**TASK DESCRIPTION:**
Each entry must appear again exactly as it does in the source.

**DATA ENTRIES:**
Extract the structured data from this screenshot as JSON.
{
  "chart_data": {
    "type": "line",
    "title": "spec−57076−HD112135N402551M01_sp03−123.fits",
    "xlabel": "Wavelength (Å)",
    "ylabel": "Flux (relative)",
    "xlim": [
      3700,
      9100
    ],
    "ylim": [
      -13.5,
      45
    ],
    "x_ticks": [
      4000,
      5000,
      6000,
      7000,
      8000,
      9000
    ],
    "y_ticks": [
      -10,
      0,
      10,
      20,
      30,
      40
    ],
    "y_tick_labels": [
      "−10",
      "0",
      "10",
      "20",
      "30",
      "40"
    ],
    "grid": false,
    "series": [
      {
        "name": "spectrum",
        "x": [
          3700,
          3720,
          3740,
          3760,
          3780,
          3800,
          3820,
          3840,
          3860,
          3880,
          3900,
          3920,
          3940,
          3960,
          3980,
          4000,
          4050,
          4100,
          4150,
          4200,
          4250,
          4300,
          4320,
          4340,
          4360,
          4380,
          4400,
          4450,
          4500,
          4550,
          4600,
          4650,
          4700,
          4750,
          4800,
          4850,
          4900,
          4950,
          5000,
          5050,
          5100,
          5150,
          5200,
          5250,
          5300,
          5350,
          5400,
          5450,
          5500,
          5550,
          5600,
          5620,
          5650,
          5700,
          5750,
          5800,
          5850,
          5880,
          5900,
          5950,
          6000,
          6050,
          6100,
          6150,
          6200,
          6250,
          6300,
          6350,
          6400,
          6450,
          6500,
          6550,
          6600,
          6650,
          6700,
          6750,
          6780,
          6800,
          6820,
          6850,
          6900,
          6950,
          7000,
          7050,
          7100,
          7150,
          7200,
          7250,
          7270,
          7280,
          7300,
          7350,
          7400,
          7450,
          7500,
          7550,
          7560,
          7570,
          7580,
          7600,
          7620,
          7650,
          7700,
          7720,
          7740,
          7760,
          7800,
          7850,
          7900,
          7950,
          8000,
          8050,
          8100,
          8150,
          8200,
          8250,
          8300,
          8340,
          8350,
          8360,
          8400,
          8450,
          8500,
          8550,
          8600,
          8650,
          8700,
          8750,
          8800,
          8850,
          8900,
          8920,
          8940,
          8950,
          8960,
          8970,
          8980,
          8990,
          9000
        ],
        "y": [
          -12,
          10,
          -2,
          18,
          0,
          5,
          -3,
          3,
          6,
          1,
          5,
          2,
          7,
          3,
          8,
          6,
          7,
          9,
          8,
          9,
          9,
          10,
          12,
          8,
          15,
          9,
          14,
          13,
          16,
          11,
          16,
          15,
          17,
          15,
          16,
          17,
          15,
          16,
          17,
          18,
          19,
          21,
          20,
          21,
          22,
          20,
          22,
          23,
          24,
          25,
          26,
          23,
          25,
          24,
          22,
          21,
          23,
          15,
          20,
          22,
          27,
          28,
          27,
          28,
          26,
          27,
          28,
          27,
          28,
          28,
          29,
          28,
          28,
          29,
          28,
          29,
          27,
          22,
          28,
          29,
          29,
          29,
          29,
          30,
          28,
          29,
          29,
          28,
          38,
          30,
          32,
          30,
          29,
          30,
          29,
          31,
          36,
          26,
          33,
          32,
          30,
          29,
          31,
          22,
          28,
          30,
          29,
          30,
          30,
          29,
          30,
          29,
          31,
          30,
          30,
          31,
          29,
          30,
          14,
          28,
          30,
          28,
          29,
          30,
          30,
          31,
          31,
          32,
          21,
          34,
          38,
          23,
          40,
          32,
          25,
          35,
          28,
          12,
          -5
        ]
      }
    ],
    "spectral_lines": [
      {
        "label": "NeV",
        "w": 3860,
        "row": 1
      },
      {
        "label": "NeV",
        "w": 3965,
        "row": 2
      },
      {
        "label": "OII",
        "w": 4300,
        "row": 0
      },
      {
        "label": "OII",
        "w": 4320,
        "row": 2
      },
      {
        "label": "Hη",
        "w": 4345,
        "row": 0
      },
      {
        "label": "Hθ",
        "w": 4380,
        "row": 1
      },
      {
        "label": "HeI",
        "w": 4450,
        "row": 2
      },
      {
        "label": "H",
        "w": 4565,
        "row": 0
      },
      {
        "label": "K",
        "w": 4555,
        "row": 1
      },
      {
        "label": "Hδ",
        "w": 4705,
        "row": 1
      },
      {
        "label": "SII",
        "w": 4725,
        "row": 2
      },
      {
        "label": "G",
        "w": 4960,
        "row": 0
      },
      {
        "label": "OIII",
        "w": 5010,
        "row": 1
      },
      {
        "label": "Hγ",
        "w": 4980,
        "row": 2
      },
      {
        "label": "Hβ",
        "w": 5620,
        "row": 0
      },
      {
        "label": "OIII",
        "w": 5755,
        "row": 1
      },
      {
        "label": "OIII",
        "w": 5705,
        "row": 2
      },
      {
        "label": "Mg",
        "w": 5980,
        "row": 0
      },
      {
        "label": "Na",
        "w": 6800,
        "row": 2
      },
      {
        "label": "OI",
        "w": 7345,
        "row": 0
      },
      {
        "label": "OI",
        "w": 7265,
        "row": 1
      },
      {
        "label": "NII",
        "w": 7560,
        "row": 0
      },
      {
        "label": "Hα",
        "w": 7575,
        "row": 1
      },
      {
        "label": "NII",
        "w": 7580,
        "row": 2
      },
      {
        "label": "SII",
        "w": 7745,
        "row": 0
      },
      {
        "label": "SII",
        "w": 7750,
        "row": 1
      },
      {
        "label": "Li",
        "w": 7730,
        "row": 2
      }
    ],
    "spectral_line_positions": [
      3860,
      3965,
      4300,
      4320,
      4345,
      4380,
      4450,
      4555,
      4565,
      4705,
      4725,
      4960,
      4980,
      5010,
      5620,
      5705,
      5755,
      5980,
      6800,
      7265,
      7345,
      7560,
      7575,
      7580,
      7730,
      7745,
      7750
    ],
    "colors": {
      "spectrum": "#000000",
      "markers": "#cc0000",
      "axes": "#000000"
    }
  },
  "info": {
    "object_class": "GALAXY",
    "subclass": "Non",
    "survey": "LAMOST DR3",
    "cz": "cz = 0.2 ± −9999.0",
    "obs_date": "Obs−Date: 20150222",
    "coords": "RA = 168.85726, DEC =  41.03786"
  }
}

**TASK ANSWER:**
Extract the structured data from this screenshot as JSON.
{
  "chart_data": {
    "type": "line",
    "title": "spec−57076−HD112135N402551M01_sp03−123.fits",
    "xlabel": "Wavelength (Å)",
    "ylabel": "Flux (relative)",
    "xlim": [
      3700,
      9100
    ],
    "ylim": [
      -13.5,
      45
    ],
    "x_ticks": [
      4000,
      5000,
      6000,
      7000,
      8000,
      9000
    ],
    "y_ticks": [
      -10,
      0,
      10,
      20,
      30,
      40
    ],
    "y_tick_labels": [
      "−10",
      "0",
      "10",
      "20",
      "30",
      "40"
    ],
    "grid": false,
    "series": [
      {
        "name": "spectrum",
        "x": [
          3700,
          3720,
          3740,
          3760,
          3780,
          3800,
          3820,
          3840,
          3860,
          3880,
          3900,
          3920,
          3940,
          3960,
          3980,
          4000,
          4050,
          4100,
          4150,
          4200,
          4250,
          4300,
          4320,
          4340,
          4360,
          4380,
          4400,
          4450,
          4500,
          4550,
          4600,
          4650,
          4700,
          4750,
          4800,
          4850,
          4900,
          4950,
          5000,
          5050,
          5100,
          5150,
          5200,
          5250,
          5300,
          5350,
          5400,
          5450,
          5500,
          5550,
          5600,
          5620,
          5650,
          5700,
          5750,
          5800,
          5850,
          5880,
          5900,
          5950,
          6000,
          6050,
          6100,
          6150,
          6200,
          6250,
          6300,
          6350,
          6400,
          6450,
          6500,
          6550,
          6600,
          6650,
          6700,
          6750,
          6780,
          6800,
          6820,
          6850,
          6900,
          6950,
          7000,
          7050,
          7100,
          7150,
          7200,
          7250,
          7270,
          7280,
          7300,
          7350,
          7400,
          7450,
          7500,
          7550,
          7560,
          7570,
          7580,
          7600,
          7620,
          7650,
          7700,
          7720,
          7740,
          7760,
          7800,
          7850,
          7900,
          7950,
          8000,
          8050,
          8100,
          8150,
          8200,
          8250,
          8300,
          8340,
          8350,
          8360,
          8400,
          8450,
          8500,
          8550,
          8600,
          8650,
          8700,
          8750,
          8800,
          8850,
          8900,
          8920,
          8940,
          8950,
          8960,
          8970,
          8980,
          8990,
          9000
        ],
        "y": [
          -12,
          10,
          -2,
          18,
          0,
          5,
          -3,
          3,
          6,
          1,
          5,
          2,
          7,
          3,
          8,
          6,
          7,
          9,
          8,
          9,
          9,
          10,
          12,
          8,
          15,
          9,
          14,
          13,
          16,
          11,
          16,
          15,
          17,
          15,
          16,
          17,
          15,
          16,
          17,
          18,
          19,
          21,
          20,
          21,
          22,
          20,
          22,
          23,
          24,
          25,
          26,
          23,
          25,
          24,
          22,
          21,
          23,
          15,
          20,
          22,
          27,
          28,
          27,
          28,
          26,
          27,
          28,
          27,
          28,
          28,
          29,
          28,
          28,
          29,
          28,
          29,
          27,
          22,
          28,
          29,
          29,
          29,
          29,
          30,
          28,
          29,
          29,
          28,
          38,
          30,
          32,
          30,
          29,
          30,
          29,
          31,
          36,
          26,
          33,
          32,
          30,
          29,
          31,
          22,
          28,
          30,
          29,
          30,
          30,
          29,
          30,
          29,
          31,
          30,
          30,
          31,
          29,
          30,
          14,
          28,
          30,
          28,
          29,
          30,
          30,
          31,
          31,
          32,
          21,
          34,
          38,
          23,
          40,
          32,
          25,
          35,
          28,
          12,
          -5
        ]
      }
    ],
    "spectral_lines": [
      {
        "label": "NeV",
        "w": 3860,
        "row": 1
      },
      {
        "label": "NeV",
        "w": 3965,
        "row": 2
      },
      {
        "label": "OII",
        "w": 4300,
        "row": 0
      },
      {
        "label": "OII",
        "w": 4320,
        "row": 2
      },
      {
        "label": "Hη",
        "w": 4345,
        "row": 0
      },
      {
        "label": "Hθ",
        "w": 4380,
        "row": 1
      },
      {
        "label": "HeI",
        "w": 4450,
        "row": 2
      },
      {
        "label": "H",
        "w": 4565,
        "row": 0
      },
      {
        "label": "K",
        "w": 4555,
        "row": 1
      },
      {
        "label": "Hδ",
        "w": 4705,
        "row": 1
      },
      {
        "label": "SII",
        "w": 4725,
        "row": 2
      },
      {
        "label": "G",
        "w": 4960,
        "row": 0
      },
      {
        "label": "OIII",
        "w": 5010,
        "row": 1
      },
      {
        "label": "Hγ",
        "w": 4980,
        "row": 2
      },
      {
        "label": "Hβ",
        "w": 5620,
        "row": 0
      },
      {
        "label": "OIII",
        "w": 5755,
        "row": 1
      },
      {
        "label": "OIII",
        "w": 5705,
        "row": 2
      },
      {
        "label": "Mg",
        "w": 5980,
        "row": 0
      },
      {
        "label": "Na",
        "w": 6800,
        "row": 2
      },
      {
        "label": "OI",
        "w": 7345,
        "row": 0
      },
      {
        "label": "OI",
        "w": 7265,
        "row": 1
      },
      {
        "label": "NII",
        "w": 7560,
        "row": 0
      },
      {
        "label": "Hα",
        "w": 7575,
        "row": 1
      },
      {
        "label": "NII",
        "w": 7580,
        "row": 2
      },
      {
        "label": "SII",
        "w": 7745,
        "row": 0
      },
      {
        "label": "SII",
        "w": 7750,
        "row": 1
      },
      {
        "label": "Li",
        "w": 7730,
        "row": 2
      }
    ],
    "spectral_line_positions": [
      3860,
      3965,
      4300,
      4320,
      4345,
      4380,
      4450,
      4555,
      4565,
      4705,
      4725,
      4960,
      4980,
      5010,
      5620,
      5705,
      5755,
      5980,
      6800,
      7265,
      7345,
      7560,
      7575,
      7580,
      7730,
      7745,
      7750
    ],
    "colors": {
      "spectrum": "#000000",
      "markers": "#cc0000",
      "axes": "#000000"
    }
  },
  "info": {
    "object_class": "GALAXY",
    "subclass": "Non",
    "survey": "LAMOST DR3",
    "cz": "cz = 0.2 ± −9999.0",
    "obs_date": "Obs−Date: 20150222",
    "coords": "RA = 168.85726, DEC =  41.03786"
  }
}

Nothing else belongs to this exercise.